* Start Data records *

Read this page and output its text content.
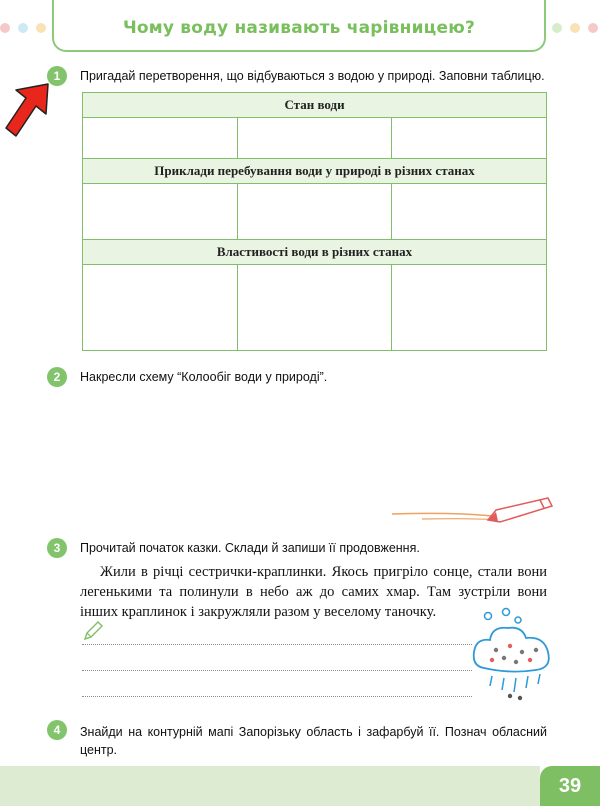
Чому воду називають чарівницею?
1	Пригадай перетворення, що відбуваються з водою у природі. Заповни таблицю.
Стан води		

Приклади перебування води у природі в різних станах		

Властивості води в різних станах		

2	Накресли схему “Колообіг води у природі”.
3	Прочитай початок казки. Склади й запиши її продовження.
Жили в річці сестрички-краплинки. Якось пригріло сонце, стали вони легенькими та полинули в небо аж до самих хмар. Там зустріли вони інших краплинок і закружляли разом у веселому таночку.
4	Знайди на контурній мапі Запорізьку область і зафарбуй її. Познач обласний центр.
39
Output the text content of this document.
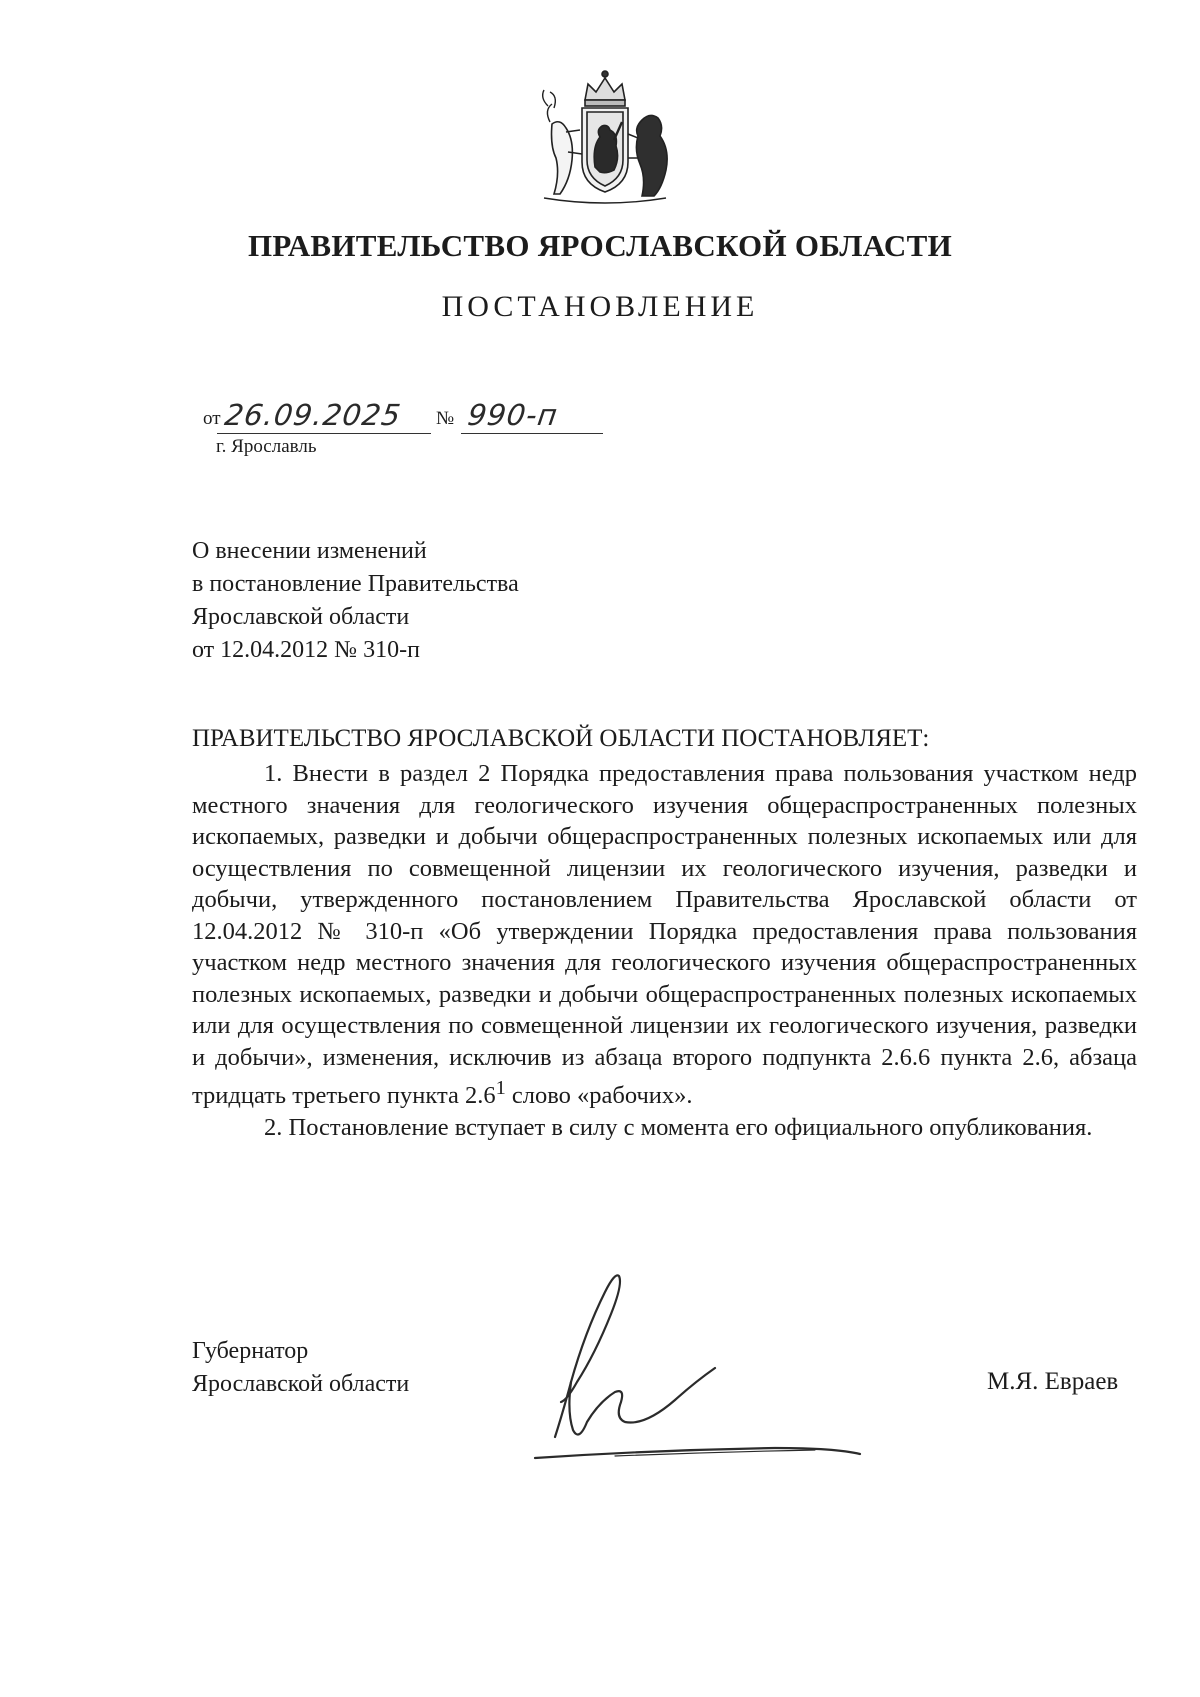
ПРАВИТЕЛЬСТВО ЯРОСЛАВСКОЙ ОБЛАСТИ
ПОСТАНОВЛЕНИЕ
от 26.09.2025	№ 990-п
г. Ярославль
О внесении изменений
в постановление Правительства
Ярославской области
от 12.04.2012 № 310-п
ПРАВИТЕЛЬСТВО ЯРОСЛАВСКОЙ ОБЛАСТИ ПОСТАНОВЛЯЕТ:

1. Внести в раздел 2 Порядка предоставления права пользования участком недр местного значения для геологического изучения общераспространенных полезных ископаемых, разведки и добычи общераспространенных полезных ископаемых или для осуществления по совмещенной лицензии их геологического изучения, разведки и добычи, утвержденного постановлением Правительства Ярославской области от 12.04.2012 № 310-п «Об утверждении Порядка предоставления права пользования участком недр местного значения для геологического изучения общераспространенных полезных ископаемых, разведки и добычи общераспространенных полезных ископаемых или для осуществления по совмещенной лицензии их геологического изучения, разведки и добычи», изменения, исключив из абзаца второго подпункта 2.6.6 пункта 2.6, абзаца тридцать третьего пункта $2.6^1$ слово «рабочих».

2. Постановление вступает в силу с момента его официального опубликования.

Губернатор
Ярославской области	М.Я. Евраев
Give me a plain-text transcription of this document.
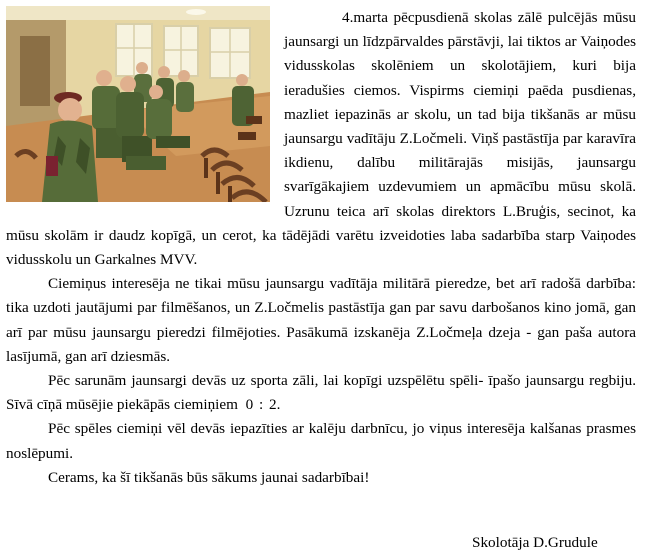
4.marta pēcpusdienā skolas zālē pulcējās mūsu jaunsargi un līdzpārvaldes pārstāvji, lai tiktos ar Vaiņodes vidusskolas skolēniem un skolotājiem, kuri bija ieradušies ciemos. Vispirms ciemiņi paēda pusdienas, mazliet iepazinās ar skolu, un tad bija tikšanās ar mūsu jaunsargu vadītāju Z.Ločmeli. Viņš pastāstīja par karavīra ikdienu, dalību militārajās misijās, jaunsargu svarīgākajiem uzdevumiem un apmācību mūsu skolā. Uzrunu teica arī skolas direktors L.Bruģis, secinot, ka mūsu skolām ir daudz kopīgā, un cerot, ka tādējādi varētu izveidoties laba sadarbība starp Vaiņodes vidusskolu un Garkalnes MVV.

Ciemiņus interesēja ne tikai mūsu jaunsargu vadītāja militārā pieredze, bet arī radošā darbība: tika uzdoti jautājumi par filmēšanos, un Z.Ločmelis pastāstīja gan par savu darbošanos kino jomā, gan arī par mūsu jaunsargu pieredzi filmējoties. Pasākumā izskanēja Z.Ločmeļa dzeja - gan paša autora lasījumā, gan arī dziesmās.

Pēc sarunām jaunsargi devās uz sporta zāli, lai kopīgi uzspēlētu spēli- īpašo jaunsargu regbiju. Sīvā cīņā mūsējie piekāpās ciemiņiem 0 : 2.

Pēc spēles ciemiņi vēl devās iepazīties ar kalēju darbnīcu, jo viņus interesēja kalšanas prasmes noslēpumi.

Cerams, ka šī tikšanās būs sākums jaunai sadarbībai!

Skolotāja D.Grudule
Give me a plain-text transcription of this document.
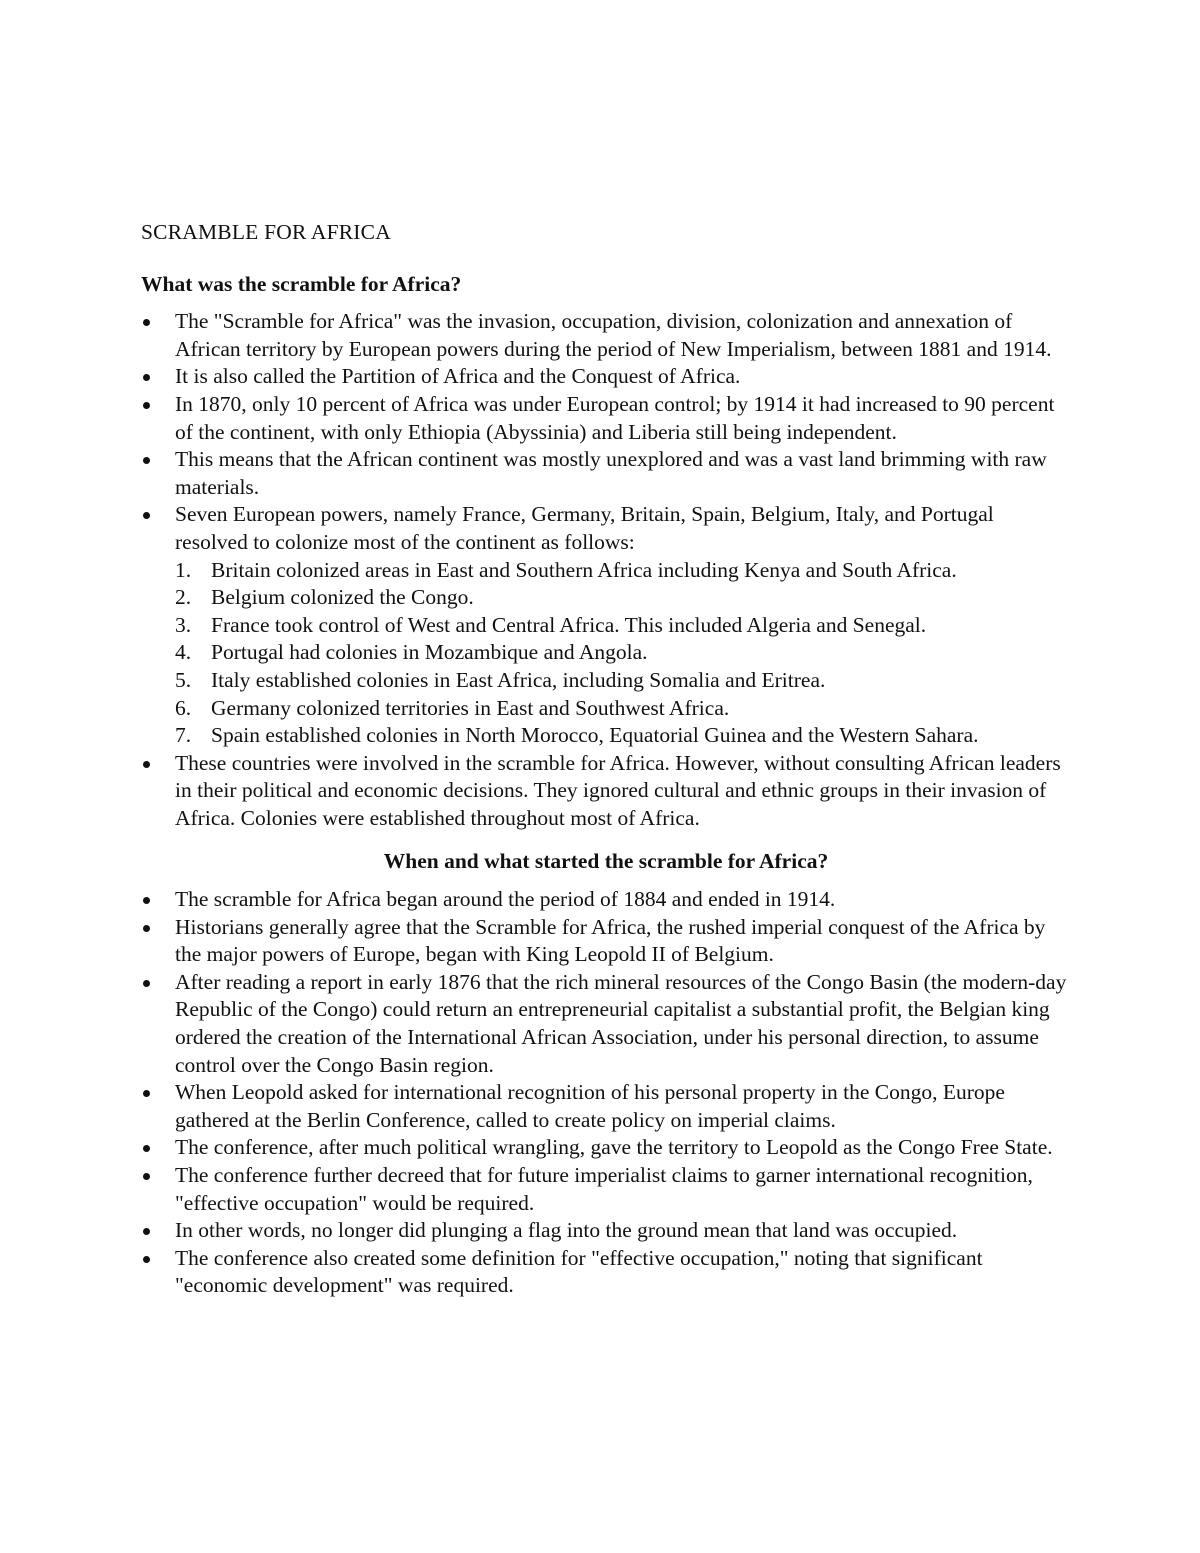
SCRAMBLE FOR AFRICA
What was the scramble for Africa?
The "Scramble for Africa" was the invasion, occupation, division, colonization and annexation of African territory by European powers during the period of New Imperialism, between 1881 and 1914.
It is also called the Partition of Africa and the Conquest of Africa.
In 1870, only 10 percent of Africa was under European control; by 1914 it had increased to 90 percent of the continent, with only Ethiopia (Abyssinia) and Liberia still being independent.
This means that the African continent was mostly unexplored and was a vast land brimming with raw materials.
Seven European powers, namely France, Germany, Britain, Spain, Belgium, Italy, and Portugal resolved to colonize most of the continent as follows:
1. Britain colonized areas in East and Southern Africa including Kenya and South Africa.
2. Belgium colonized the Congo.
3. France took control of West and Central Africa. This included Algeria and Senegal.
4. Portugal had colonies in Mozambique and Angola.
5. Italy established colonies in East Africa, including Somalia and Eritrea.
6. Germany colonized territories in East and Southwest Africa.
7. Spain established colonies in North Morocco, Equatorial Guinea and the Western Sahara.
These countries were involved in the scramble for Africa. However, without consulting African leaders in their political and economic decisions. They ignored cultural and ethnic groups in their invasion of Africa. Colonies were established throughout most of Africa.
When and what started the scramble for Africa?
The scramble for Africa began around the period of 1884 and ended in 1914.
Historians generally agree that the Scramble for Africa, the rushed imperial conquest of the Africa by the major powers of Europe, began with King Leopold II of Belgium.
After reading a report in early 1876 that the rich mineral resources of the Congo Basin (the modern-day Republic of the Congo) could return an entrepreneurial capitalist a substantial profit, the Belgian king ordered the creation of the International African Association, under his personal direction, to assume control over the Congo Basin region.
When Leopold asked for international recognition of his personal property in the Congo, Europe gathered at the Berlin Conference, called to create policy on imperial claims.
The conference, after much political wrangling, gave the territory to Leopold as the Congo Free State.
The conference further decreed that for future imperialist claims to garner international recognition, "effective occupation" would be required.
In other words, no longer did plunging a flag into the ground mean that land was occupied.
The conference also created some definition for "effective occupation," noting that significant "economic development" was required.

* End Data records *

Written instruction:
Write out the entries above word for word. Do not include the pictures.

The reply:
Read this page and output its text content.
Чому воду називають чарівницею?
1	Пригадай перетворення, що відбуваються з водою у природі. Заповни таблицю.
Стан води		

Приклади перебування води у природі в різних станах		

Властивості води в різних станах		

2	Накресли схему “Колообіг води у природі”.
3	Прочитай початок казки. Склади й запиши її продовження.
Жили в річці сестрички-краплинки. Якось пригріло сонце, стали вони легенькими та полинули в небо аж до самих хмар. Там зустріли вони інших краплинок і закружляли разом у веселому таночку.
4	Знайди на контурній мапі Запорізьку область і зафарбуй її. Познач обласний центр.
39
Output the text content of this document.
ПРАВИТЕЛЬСТВО ЯРОСЛАВСКОЙ ОБЛАСТИ
ПОСТАНОВЛЕНИЕ
от 26.09.2025	№ 990-п
г. Ярославль
О внесении изменений
в постановление Правительства
Ярославской области
от 12.04.2012 № 310-п
ПРАВИТЕЛЬСТВО ЯРОСЛАВСКОЙ ОБЛАСТИ ПОСТАНОВЛЯЕТ:

1. Внести в раздел 2 Порядка предоставления права пользования участком недр местного значения для геологического изучения общераспространенных полезных ископаемых, разведки и добычи общераспространенных полезных ископаемых или для осуществления по совмещенной лицензии их геологического изучения, разведки и добычи, утвержденного постановлением Правительства Ярославской области от 12.04.2012 № 310-п «Об утверждении Порядка предоставления права пользования участком недр местного значения для геологического изучения общераспространенных полезных ископаемых, разведки и добычи общераспространенных полезных ископаемых или для осуществления по совмещенной лицензии их геологического изучения, разведки и добычи», изменения, исключив из абзаца второго подпункта 2.6.6 пункта 2.6, абзаца тридцать третьего пункта $2.6^1$ слово «рабочих».

2. Постановление вступает в силу с момента его официального опубликования.

Губернатор
Ярославской области	М.Я. Евраев
Give me a plain-text transcription of this document.
4.marta pēcpusdienā skolas zālē pulcējās mūsu jaunsargi un līdzpārvaldes pārstāvji, lai tiktos ar Vaiņodes vidusskolas skolēniem un skolotājiem, kuri bija ieradušies ciemos. Vispirms ciemiņi paēda pusdienas, mazliet iepazinās ar skolu, un tad bija tikšanās ar mūsu jaunsargu vadītāju Z.Ločmeli. Viņš pastāstīja par karavīra ikdienu, dalību militārajās misijās, jaunsargu svarīgākajiem uzdevumiem un apmācību mūsu skolā. Uzrunu teica arī skolas direktors L.Bruģis, secinot, ka mūsu skolām ir daudz kopīgā, un cerot, ka tādējādi varētu izveidoties laba sadarbība starp Vaiņodes vidusskolu un Garkalnes MVV.

Ciemiņus interesēja ne tikai mūsu jaunsargu vadītāja militārā pieredze, bet arī radošā darbība: tika uzdoti jautājumi par filmēšanos, un Z.Ločmelis pastāstīja gan par savu darbošanos kino jomā, gan arī par mūsu jaunsargu pieredzi filmējoties. Pasākumā izskanēja Z.Ločmeļa dzeja - gan paša autora lasījumā, gan arī dziesmās.

Pēc sarunām jaunsargi devās uz sporta zāli, lai kopīgi uzspēlētu spēli- īpašo jaunsargu regbiju. Sīvā cīņā mūsējie piekāpās ciemiņiem 0 : 2.

Pēc spēles ciemiņi vēl devās iepazīties ar kalēju darbnīcu, jo viņus interesēja kalšanas prasmes noslēpumi.

Cerams, ka šī tikšanās būs sākums jaunai sadarbībai!

Skolotāja D.Grudule
Give me a plain-text transcription of this document.
SCRAMBLE FOR AFRICA
What was the scramble for Africa?
The "Scramble for Africa" was the invasion, occupation, division, colonization and annexation of African territory by European powers during the period of New Imperialism, between 1881 and 1914.
It is also called the Partition of Africa and the Conquest of Africa.
In 1870, only 10 percent of Africa was under European control; by 1914 it had increased to 90 percent of the continent, with only Ethiopia (Abyssinia) and Liberia still being independent.
This means that the African continent was mostly unexplored and was a vast land brimming with raw materials.
Seven European powers, namely France, Germany, Britain, Spain, Belgium, Italy, and Portugal resolved to colonize most of the continent as follows:
1. Britain colonized areas in East and Southern Africa including Kenya and South Africa.
2. Belgium colonized the Congo.
3. France took control of West and Central Africa. This included Algeria and Senegal.
4. Portugal had colonies in Mozambique and Angola.
5. Italy established colonies in East Africa, including Somalia and Eritrea.
6. Germany colonized territories in East and Southwest Africa.
7. Spain established colonies in North Morocco, Equatorial Guinea and the Western Sahara.
These countries were involved in the scramble for Africa. However, without consulting African leaders in their political and economic decisions. They ignored cultural and ethnic groups in their invasion of Africa. Colonies were established throughout most of Africa.
When and what started the scramble for Africa?
The scramble for Africa began around the period of 1884 and ended in 1914.
Historians generally agree that the Scramble for Africa, the rushed imperial conquest of the Africa by the major powers of Europe, began with King Leopold II of Belgium.
After reading a report in early 1876 that the rich mineral resources of the Congo Basin (the modern-day Republic of the Congo) could return an entrepreneurial capitalist a substantial profit, the Belgian king ordered the creation of the International African Association, under his personal direction, to assume control over the Congo Basin region.
When Leopold asked for international recognition of his personal property in the Congo, Europe gathered at the Berlin Conference, called to create policy on imperial claims.
The conference, after much political wrangling, gave the territory to Leopold as the Congo Free State.
The conference further decreed that for future imperialist claims to garner international recognition, "effective occupation" would be required.
In other words, no longer did plunging a flag into the ground mean that land was occupied.
The conference also created some definition for "effective occupation," noting that significant "economic development" was required.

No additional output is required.